ACTIONS TO TAKE –
1. From the Emma Dupree text, extract the passage that begins at the words "Emma was married" and ends after the words "March 12, 1996.".
2. List every child of Emma and Austin Dupree named in the Emma Dupree text.

GIVEN TEXT –
Emma was married for one year to Ethan Cherry, a farmer. She divorced him and remarried another farmer, Austin Dupree, Jr., who was born in 1892. Emma and Austin moved to Fountain, NC in 1936 and had five children, whose ages in the 1930 U.S. Census are indicated in parentheses: Lucy (12), Herbert (9), John (5), Doris (3), and Mary (1). They remained married until his death at age 98. She died at home, at 3313 N. Jefferson St, Fountain, on March 12, 1996.

She is buried at Saint John's Missionary Baptist Church Cemetery, in Falkland.

Emma Dupree's "garden-grown pharamacy" included sassafras, white mint, double tansy, rabbit tobacco, maypop, mullein, catnip, horseradish, silkweed, and other plants from which she made tonics, teas, salves, and dried preparations. These were cultivated in her yard and gathered from the banks of the Tar River. She told Karen Baldwin that she grew a special tree in her back yard, which she called her "healing berry tree." She explained, "Now that tree, I don't know of another name for it, but it's in the old-fashioned Bible and the seed for it came from Rome." She also told Baldwin of being an especially alert baby: "They said I was just looking every which way. And I kept acting and moving and doing things a baby didn't do. And I walked early. I was walking at seven months old, just as good and strong. When I got so I got out doors, I went to work. I was pulling up weeds, biting them, smelling in them, and spitting them out. And folks in them days, they just watched me, watched what I was doing."

SUPPLIED DATA –
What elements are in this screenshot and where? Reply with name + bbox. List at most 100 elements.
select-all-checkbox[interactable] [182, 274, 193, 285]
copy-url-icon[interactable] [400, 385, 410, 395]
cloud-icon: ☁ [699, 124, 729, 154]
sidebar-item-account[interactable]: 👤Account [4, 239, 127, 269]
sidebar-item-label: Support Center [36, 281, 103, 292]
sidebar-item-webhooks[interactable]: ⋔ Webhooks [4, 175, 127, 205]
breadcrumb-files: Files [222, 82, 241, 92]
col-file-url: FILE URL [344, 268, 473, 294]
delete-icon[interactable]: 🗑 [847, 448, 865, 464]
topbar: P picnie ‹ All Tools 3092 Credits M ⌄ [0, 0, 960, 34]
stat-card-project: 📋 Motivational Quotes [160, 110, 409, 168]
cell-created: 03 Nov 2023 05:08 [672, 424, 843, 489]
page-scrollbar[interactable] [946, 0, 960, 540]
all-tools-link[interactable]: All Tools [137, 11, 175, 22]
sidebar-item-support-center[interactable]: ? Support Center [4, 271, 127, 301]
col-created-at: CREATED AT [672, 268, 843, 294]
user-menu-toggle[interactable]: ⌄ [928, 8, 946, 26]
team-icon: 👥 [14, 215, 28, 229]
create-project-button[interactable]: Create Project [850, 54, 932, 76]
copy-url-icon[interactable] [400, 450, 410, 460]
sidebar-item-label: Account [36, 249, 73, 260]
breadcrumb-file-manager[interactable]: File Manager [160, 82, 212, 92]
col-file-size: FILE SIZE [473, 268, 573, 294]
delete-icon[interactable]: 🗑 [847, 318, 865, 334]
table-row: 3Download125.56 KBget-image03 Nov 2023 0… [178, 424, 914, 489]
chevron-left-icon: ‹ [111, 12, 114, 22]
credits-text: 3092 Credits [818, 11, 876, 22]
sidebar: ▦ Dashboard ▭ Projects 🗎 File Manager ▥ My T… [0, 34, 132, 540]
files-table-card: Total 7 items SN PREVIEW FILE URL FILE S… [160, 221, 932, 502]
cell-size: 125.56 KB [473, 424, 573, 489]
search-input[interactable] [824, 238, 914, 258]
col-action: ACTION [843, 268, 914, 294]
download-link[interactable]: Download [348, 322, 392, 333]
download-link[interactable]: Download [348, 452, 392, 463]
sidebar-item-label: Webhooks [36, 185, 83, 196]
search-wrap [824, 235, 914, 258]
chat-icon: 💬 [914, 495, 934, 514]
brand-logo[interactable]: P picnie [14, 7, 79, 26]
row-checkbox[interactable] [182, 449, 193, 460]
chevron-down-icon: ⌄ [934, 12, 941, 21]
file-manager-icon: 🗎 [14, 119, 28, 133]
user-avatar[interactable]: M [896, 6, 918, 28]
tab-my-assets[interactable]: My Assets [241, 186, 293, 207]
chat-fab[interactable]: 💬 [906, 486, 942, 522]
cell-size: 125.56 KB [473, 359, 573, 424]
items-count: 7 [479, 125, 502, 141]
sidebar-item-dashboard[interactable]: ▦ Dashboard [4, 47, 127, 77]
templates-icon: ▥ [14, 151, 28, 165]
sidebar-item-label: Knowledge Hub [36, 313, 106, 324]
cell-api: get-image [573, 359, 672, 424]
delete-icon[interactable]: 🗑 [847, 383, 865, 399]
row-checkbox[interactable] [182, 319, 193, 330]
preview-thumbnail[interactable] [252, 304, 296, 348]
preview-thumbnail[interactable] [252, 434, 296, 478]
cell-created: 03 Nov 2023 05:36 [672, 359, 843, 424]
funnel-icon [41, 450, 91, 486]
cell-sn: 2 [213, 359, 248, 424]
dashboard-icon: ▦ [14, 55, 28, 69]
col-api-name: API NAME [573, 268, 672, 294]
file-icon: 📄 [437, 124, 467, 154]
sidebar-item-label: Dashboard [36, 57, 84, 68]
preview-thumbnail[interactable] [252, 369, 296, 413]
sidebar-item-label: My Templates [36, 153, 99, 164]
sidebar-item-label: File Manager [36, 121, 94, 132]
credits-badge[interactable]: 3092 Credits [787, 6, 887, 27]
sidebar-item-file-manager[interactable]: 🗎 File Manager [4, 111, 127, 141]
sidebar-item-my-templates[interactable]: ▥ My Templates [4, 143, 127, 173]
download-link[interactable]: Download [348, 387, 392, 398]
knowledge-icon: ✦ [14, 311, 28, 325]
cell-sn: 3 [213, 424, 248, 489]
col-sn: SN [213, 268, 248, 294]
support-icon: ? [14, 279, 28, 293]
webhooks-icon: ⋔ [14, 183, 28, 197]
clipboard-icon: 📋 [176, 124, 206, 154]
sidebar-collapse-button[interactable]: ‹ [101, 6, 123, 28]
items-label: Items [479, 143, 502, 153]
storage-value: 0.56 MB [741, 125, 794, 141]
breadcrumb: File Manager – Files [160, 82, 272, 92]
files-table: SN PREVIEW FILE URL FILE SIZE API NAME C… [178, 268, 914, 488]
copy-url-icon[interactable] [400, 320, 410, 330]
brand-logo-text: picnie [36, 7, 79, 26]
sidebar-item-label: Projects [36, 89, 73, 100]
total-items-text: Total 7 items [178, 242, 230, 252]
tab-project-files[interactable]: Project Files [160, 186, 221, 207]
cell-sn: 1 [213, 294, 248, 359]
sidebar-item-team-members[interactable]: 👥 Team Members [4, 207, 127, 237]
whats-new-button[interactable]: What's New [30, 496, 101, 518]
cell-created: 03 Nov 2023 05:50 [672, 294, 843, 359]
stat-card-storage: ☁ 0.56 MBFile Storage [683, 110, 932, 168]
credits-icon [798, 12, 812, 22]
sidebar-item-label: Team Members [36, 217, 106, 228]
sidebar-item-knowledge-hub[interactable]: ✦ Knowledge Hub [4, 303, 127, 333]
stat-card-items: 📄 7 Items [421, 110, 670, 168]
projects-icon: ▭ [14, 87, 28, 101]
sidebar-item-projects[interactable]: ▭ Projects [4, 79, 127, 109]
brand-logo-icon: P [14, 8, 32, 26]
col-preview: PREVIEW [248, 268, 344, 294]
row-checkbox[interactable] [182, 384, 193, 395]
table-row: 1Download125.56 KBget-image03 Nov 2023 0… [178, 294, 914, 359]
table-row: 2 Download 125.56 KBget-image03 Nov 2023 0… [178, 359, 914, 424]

LIST OF SOLUTIONS –
1.
Emma was married for one year to Ethan Cherry, a farmer. She divorced him and remarried another farmer, Austin Dupree, Jr., who was born in 1892. Emma and Austin moved to Fountain, NC in 1936 and had five children, whose ages in the 1930 U.S. Census are indicated in parentheses: Lucy (12), Herbert (9), John (5), Doris (3), and Mary (1). They remained married until his death at age 98. She died at home, at 3313 N. Jefferson St, Fountain, on March 12, 1996.

2. Lucy, Herbert, John, Doris, Mary